WHAT THIS TASK INVOLVES —
Of all the lines here, how many include the string "label"? Answer with the number only.
····················
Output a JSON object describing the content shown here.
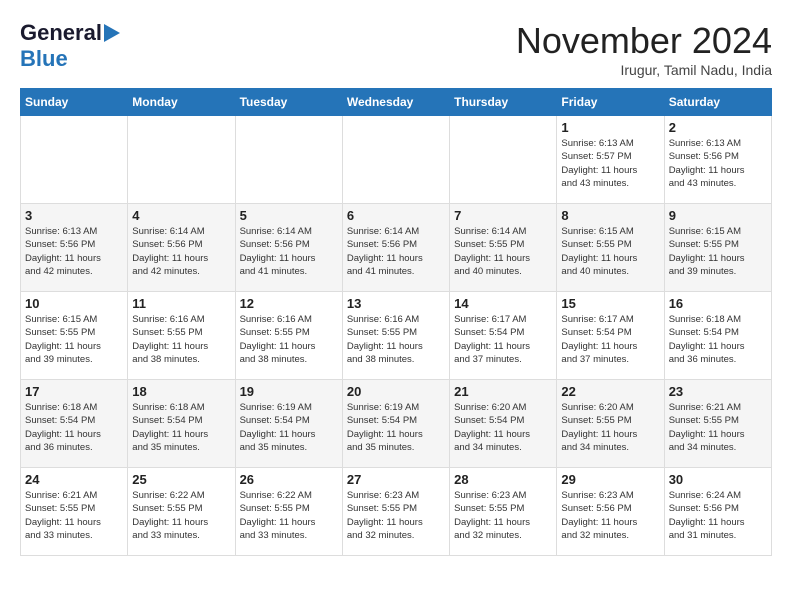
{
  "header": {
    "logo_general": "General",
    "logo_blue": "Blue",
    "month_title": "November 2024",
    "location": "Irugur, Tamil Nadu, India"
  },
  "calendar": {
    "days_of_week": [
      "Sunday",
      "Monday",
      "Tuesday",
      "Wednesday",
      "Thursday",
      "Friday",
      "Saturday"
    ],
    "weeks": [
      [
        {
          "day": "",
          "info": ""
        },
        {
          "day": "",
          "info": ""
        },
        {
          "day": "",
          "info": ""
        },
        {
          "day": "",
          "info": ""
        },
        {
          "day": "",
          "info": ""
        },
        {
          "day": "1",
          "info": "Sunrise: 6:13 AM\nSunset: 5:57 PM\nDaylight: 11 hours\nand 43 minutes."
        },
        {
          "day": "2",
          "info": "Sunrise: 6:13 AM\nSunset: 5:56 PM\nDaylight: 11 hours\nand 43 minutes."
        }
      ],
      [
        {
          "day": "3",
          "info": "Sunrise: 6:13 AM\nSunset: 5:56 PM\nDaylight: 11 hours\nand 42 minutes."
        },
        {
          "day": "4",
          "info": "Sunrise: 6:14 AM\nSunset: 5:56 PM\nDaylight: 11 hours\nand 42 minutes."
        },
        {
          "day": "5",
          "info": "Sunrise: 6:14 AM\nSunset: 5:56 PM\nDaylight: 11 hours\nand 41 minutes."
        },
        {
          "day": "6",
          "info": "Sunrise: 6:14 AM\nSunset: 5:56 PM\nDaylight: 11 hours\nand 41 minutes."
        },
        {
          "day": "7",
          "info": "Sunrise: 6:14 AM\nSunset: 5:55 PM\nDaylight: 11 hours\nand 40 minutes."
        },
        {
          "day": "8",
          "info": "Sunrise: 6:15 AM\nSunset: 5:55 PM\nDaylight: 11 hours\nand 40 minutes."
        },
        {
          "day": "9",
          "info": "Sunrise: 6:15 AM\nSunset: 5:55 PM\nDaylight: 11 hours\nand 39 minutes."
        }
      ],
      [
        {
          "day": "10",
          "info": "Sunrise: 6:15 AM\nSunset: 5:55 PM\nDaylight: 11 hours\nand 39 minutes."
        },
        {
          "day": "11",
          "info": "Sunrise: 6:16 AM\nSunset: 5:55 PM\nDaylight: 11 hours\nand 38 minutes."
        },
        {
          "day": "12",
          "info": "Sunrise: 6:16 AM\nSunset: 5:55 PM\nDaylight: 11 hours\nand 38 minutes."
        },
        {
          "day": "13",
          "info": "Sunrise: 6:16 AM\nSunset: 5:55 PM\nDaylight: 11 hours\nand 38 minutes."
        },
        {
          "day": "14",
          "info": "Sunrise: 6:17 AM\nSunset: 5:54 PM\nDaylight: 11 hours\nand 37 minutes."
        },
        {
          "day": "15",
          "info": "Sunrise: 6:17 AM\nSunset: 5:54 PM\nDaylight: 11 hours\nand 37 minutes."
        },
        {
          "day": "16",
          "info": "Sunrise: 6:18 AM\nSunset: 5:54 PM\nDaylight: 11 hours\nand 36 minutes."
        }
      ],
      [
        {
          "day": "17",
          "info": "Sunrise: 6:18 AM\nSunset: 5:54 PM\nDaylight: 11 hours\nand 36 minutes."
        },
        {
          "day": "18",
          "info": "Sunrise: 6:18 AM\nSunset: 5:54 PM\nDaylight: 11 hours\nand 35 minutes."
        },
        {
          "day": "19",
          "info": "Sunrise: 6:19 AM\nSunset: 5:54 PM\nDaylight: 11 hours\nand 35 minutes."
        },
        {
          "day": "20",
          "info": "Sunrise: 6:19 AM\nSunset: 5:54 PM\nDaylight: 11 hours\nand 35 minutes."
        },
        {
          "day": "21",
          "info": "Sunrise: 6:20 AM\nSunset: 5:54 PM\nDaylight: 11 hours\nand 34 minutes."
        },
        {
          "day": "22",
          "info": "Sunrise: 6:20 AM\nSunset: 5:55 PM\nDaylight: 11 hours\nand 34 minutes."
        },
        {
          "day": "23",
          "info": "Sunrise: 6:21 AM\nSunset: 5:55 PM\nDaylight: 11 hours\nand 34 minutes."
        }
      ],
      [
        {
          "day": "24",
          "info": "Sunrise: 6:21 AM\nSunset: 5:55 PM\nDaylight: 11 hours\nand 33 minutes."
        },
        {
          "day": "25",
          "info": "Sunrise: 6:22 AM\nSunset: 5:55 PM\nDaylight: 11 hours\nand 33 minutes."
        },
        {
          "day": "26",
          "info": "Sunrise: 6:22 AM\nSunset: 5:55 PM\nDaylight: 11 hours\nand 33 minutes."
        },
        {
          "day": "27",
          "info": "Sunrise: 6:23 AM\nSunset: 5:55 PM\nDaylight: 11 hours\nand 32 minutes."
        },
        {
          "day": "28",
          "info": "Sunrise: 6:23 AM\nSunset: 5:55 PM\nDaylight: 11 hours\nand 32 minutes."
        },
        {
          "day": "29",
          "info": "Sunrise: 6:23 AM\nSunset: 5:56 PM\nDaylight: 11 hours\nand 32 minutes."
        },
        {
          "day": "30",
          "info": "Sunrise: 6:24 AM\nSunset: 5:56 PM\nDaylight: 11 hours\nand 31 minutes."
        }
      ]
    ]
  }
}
····················
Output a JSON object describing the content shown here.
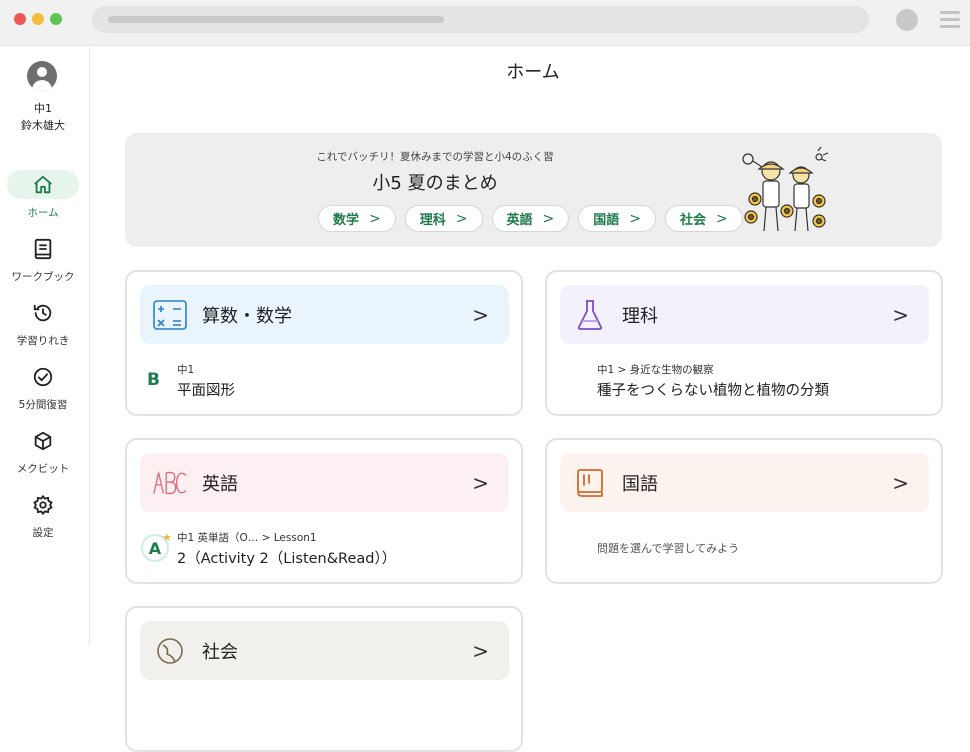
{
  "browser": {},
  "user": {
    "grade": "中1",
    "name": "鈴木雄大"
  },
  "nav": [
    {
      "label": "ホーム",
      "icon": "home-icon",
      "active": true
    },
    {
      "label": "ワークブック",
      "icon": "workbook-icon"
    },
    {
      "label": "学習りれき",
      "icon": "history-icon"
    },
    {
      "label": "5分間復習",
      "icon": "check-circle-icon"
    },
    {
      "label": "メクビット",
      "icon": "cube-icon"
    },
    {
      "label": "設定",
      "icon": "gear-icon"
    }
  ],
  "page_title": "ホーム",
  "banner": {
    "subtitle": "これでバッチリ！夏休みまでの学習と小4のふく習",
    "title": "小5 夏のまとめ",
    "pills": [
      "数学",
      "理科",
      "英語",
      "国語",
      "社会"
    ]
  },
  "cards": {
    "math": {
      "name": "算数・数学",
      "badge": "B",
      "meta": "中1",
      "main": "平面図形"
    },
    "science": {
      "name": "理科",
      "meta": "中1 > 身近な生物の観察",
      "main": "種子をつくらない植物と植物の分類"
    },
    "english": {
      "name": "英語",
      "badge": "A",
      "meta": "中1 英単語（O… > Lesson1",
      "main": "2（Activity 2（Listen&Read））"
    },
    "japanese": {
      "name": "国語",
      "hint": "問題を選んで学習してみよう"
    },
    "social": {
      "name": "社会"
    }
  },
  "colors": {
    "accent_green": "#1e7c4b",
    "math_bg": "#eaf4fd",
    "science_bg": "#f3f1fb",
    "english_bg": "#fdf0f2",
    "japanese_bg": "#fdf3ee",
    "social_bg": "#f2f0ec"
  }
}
····················
CORRECT ANSWER —
6